[PROVIDED DATA]
===============
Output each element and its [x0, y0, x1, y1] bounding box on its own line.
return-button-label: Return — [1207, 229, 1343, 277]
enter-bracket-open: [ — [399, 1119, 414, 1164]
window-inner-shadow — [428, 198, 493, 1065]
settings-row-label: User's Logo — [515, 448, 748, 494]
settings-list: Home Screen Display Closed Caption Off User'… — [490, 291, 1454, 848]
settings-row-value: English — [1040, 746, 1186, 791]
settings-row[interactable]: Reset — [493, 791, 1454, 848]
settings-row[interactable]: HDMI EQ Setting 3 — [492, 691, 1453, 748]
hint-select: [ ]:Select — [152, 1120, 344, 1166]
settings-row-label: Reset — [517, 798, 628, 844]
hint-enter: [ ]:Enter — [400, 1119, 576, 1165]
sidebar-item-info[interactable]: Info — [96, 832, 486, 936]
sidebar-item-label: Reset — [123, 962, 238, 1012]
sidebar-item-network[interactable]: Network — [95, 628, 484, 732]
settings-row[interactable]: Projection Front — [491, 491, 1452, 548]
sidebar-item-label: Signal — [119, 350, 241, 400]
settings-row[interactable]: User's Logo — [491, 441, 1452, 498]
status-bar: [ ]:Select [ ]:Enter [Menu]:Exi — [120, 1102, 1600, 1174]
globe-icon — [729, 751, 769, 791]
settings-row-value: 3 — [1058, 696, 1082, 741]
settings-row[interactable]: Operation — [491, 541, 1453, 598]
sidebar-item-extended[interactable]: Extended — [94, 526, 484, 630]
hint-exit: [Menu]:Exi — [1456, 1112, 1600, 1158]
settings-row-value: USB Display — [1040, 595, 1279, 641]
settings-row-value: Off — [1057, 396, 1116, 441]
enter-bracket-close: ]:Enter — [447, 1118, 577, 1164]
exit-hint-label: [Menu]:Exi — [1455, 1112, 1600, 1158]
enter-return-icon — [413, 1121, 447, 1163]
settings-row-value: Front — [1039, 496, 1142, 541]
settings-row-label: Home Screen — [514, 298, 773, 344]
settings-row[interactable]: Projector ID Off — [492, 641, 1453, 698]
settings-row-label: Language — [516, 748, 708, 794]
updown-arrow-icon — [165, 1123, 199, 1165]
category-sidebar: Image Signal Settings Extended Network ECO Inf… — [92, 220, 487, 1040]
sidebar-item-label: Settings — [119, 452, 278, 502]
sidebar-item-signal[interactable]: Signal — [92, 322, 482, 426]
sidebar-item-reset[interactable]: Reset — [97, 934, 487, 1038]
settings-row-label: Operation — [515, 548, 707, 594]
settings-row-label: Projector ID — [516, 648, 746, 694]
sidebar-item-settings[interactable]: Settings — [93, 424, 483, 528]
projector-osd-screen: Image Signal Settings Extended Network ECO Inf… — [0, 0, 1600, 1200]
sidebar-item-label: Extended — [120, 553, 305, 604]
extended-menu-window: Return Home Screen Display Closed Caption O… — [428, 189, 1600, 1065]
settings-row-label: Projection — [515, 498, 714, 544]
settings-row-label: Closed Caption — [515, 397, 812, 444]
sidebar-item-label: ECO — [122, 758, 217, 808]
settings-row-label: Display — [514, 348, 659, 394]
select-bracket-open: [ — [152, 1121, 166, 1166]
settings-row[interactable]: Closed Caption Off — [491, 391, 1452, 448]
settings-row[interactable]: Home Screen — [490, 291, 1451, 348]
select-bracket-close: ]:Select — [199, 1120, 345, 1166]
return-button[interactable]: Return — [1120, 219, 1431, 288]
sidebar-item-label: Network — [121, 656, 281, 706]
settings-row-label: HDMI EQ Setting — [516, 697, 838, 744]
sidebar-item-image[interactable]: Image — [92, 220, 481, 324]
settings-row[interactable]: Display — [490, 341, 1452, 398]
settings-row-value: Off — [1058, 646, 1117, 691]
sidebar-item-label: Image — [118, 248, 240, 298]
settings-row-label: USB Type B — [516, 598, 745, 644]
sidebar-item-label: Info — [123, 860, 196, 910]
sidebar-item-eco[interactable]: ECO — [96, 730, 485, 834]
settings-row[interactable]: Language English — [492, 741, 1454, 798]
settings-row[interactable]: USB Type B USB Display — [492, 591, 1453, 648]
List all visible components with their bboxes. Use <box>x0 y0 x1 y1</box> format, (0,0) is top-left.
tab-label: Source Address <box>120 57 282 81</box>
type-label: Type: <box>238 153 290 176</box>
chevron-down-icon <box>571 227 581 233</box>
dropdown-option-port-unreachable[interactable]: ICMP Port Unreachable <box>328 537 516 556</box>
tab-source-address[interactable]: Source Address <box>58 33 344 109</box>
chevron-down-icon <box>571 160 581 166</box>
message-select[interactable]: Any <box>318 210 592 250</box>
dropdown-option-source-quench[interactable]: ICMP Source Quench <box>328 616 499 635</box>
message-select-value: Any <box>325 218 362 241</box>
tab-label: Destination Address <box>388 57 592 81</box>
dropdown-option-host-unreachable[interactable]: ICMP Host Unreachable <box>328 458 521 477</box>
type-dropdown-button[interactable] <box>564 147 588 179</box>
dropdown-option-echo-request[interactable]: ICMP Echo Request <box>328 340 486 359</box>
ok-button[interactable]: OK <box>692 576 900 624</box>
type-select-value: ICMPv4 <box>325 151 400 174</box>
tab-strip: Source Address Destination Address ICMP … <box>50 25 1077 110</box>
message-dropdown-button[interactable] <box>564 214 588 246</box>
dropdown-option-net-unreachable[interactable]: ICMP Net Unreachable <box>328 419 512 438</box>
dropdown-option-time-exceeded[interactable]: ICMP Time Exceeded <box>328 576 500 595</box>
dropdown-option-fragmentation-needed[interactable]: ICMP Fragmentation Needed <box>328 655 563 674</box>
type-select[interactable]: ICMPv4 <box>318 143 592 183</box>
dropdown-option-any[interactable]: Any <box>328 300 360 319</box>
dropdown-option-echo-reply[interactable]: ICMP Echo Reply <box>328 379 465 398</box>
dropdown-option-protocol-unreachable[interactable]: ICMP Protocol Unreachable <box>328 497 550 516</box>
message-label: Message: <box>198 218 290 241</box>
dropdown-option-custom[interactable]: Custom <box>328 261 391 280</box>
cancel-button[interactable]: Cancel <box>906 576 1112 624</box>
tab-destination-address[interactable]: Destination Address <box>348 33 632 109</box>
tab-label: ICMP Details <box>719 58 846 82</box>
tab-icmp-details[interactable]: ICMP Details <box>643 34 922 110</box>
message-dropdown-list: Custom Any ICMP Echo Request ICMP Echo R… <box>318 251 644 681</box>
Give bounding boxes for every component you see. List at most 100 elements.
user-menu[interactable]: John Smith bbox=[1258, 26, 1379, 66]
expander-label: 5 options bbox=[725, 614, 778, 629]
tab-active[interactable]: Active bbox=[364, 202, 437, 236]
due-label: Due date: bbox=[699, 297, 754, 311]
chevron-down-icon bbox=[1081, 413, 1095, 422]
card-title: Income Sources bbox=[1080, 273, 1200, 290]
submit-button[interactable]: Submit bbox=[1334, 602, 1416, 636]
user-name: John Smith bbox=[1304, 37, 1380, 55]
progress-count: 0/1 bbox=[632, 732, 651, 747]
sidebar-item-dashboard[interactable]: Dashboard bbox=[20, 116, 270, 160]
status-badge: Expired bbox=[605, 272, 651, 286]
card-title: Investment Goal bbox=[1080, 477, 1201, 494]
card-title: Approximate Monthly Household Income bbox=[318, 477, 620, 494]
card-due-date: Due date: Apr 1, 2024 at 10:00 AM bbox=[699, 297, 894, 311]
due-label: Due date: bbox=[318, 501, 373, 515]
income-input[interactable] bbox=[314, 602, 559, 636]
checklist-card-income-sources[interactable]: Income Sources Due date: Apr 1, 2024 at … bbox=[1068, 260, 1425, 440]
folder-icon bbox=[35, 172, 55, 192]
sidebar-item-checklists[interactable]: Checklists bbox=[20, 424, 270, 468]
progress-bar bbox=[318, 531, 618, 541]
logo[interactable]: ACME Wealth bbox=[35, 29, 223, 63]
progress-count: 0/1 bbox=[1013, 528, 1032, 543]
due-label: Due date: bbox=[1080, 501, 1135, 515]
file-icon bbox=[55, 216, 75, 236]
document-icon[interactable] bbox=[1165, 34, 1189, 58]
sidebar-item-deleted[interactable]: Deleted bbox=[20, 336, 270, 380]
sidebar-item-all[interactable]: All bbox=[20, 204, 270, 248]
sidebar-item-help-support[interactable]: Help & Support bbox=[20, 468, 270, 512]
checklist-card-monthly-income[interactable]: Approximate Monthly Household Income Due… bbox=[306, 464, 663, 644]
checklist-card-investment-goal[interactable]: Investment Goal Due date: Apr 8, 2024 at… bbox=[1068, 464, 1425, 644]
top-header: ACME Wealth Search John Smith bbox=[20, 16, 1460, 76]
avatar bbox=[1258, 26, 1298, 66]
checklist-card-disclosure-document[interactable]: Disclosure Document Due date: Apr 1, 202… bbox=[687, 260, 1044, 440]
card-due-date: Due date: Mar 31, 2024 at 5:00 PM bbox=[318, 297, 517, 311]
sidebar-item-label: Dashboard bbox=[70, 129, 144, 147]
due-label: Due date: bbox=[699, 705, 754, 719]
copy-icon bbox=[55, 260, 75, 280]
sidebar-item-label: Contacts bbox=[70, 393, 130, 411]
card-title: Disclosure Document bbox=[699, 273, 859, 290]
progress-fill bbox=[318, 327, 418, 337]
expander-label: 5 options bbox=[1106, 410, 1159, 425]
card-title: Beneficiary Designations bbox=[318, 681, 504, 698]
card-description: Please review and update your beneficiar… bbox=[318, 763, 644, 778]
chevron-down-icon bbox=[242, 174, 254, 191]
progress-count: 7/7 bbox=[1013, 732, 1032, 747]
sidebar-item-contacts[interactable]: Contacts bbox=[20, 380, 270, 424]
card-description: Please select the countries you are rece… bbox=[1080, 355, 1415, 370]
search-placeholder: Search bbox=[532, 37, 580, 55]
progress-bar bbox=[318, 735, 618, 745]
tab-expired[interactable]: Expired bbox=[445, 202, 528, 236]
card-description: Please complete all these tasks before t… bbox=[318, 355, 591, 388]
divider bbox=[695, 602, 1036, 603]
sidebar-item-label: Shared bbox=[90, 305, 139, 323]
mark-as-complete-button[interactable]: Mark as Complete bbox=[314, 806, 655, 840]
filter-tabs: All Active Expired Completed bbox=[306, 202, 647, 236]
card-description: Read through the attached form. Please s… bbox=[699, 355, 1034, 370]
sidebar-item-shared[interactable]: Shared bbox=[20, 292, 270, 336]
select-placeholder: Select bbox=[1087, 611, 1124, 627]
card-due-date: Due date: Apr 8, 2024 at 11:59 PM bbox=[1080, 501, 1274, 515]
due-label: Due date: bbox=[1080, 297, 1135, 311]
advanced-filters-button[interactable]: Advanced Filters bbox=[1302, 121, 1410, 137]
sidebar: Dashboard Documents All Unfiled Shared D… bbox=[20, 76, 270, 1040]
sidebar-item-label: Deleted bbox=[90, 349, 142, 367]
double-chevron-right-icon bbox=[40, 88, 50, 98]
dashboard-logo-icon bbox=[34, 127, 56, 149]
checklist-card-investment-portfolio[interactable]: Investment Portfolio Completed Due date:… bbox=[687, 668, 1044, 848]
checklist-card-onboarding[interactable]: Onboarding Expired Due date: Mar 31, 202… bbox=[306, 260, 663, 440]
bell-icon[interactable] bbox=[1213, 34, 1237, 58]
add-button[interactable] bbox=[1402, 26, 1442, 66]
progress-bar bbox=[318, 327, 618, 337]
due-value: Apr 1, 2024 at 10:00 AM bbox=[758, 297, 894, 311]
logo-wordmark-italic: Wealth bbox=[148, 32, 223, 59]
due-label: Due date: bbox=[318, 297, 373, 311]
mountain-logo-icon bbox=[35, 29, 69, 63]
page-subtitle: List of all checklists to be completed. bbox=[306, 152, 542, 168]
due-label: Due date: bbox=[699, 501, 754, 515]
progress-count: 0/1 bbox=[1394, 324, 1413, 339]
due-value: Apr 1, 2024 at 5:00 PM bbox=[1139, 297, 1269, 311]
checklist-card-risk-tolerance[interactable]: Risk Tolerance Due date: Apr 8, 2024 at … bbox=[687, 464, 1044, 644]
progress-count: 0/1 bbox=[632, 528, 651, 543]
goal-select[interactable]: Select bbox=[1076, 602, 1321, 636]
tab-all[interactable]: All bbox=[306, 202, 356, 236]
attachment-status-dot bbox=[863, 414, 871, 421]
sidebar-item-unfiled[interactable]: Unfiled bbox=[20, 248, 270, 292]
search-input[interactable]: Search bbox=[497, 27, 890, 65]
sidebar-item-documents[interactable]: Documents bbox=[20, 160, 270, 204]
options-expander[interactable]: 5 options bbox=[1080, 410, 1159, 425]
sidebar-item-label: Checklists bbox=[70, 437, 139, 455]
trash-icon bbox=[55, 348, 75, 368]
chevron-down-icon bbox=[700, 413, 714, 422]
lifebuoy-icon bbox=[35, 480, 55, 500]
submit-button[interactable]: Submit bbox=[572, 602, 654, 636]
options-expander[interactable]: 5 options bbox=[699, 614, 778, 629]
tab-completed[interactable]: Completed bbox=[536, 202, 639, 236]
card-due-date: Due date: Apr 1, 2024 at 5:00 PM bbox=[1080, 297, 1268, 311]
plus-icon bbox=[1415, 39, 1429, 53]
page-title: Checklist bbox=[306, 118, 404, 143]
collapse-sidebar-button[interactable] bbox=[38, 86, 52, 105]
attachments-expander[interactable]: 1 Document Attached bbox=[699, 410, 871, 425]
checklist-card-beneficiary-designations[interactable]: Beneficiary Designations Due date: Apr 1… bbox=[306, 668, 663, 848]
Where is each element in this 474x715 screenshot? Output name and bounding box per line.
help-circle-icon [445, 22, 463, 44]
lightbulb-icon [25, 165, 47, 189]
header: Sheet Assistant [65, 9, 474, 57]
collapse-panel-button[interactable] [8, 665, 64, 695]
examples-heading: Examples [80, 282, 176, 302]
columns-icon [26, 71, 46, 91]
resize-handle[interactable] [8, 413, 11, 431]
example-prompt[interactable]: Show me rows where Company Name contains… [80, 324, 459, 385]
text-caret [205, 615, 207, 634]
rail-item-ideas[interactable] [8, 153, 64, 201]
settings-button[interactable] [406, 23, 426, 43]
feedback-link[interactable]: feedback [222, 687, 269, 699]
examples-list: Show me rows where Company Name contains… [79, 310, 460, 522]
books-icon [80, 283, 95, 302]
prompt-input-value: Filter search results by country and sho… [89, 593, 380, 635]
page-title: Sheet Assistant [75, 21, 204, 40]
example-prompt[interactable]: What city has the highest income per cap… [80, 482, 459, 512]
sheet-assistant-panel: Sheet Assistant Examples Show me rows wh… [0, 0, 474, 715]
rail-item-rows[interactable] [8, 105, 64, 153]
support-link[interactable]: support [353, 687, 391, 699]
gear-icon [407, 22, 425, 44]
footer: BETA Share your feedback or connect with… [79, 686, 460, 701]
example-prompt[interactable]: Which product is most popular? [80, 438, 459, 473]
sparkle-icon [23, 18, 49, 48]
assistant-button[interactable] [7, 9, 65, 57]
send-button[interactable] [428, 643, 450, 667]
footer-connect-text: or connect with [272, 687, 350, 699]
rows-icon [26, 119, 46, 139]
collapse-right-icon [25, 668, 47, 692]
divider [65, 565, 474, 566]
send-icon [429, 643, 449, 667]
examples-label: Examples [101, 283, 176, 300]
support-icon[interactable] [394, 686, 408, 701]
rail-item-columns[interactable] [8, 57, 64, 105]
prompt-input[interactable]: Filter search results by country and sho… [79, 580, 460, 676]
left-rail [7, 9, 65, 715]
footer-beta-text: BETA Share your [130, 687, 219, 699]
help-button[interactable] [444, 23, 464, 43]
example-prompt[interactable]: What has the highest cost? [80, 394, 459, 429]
===============
[THE REQUEST] Reproduce the listing above verbatim, from its first line up to and including the line containing "status-bar: [ ]:Select".

[ANSWER TO THIS PROBLEM]
Output each element and its [x0, y0, x1, y1] bounding box on its own line.
return-button-label: Return — [1207, 229, 1343, 277]
enter-bracket-open: [ — [399, 1119, 414, 1164]
window-inner-shadow — [428, 198, 493, 1065]
settings-row-label: User's Logo — [515, 448, 748, 494]
settings-list: Home Screen Display Closed Caption Off User'… — [490, 291, 1454, 848]
settings-row-value: English — [1040, 746, 1186, 791]
settings-row[interactable]: Reset — [493, 791, 1454, 848]
settings-row[interactable]: HDMI EQ Setting 3 — [492, 691, 1453, 748]
hint-select: [ ]:Select — [152, 1120, 344, 1166]
settings-row-label: Reset — [517, 798, 628, 844]
hint-enter: [ ]:Enter — [400, 1119, 576, 1165]
sidebar-item-info[interactable]: Info — [96, 832, 486, 936]
sidebar-item-label: Reset — [123, 962, 238, 1012]
sidebar-item-network[interactable]: Network — [95, 628, 484, 732]
settings-row[interactable]: Projection Front — [491, 491, 1452, 548]
sidebar-item-label: Signal — [119, 350, 241, 400]
settings-row[interactable]: User's Logo — [491, 441, 1452, 498]
status-bar: [ ]:Select [ ]:Enter [Menu]:Exi — [120, 1102, 1600, 1174]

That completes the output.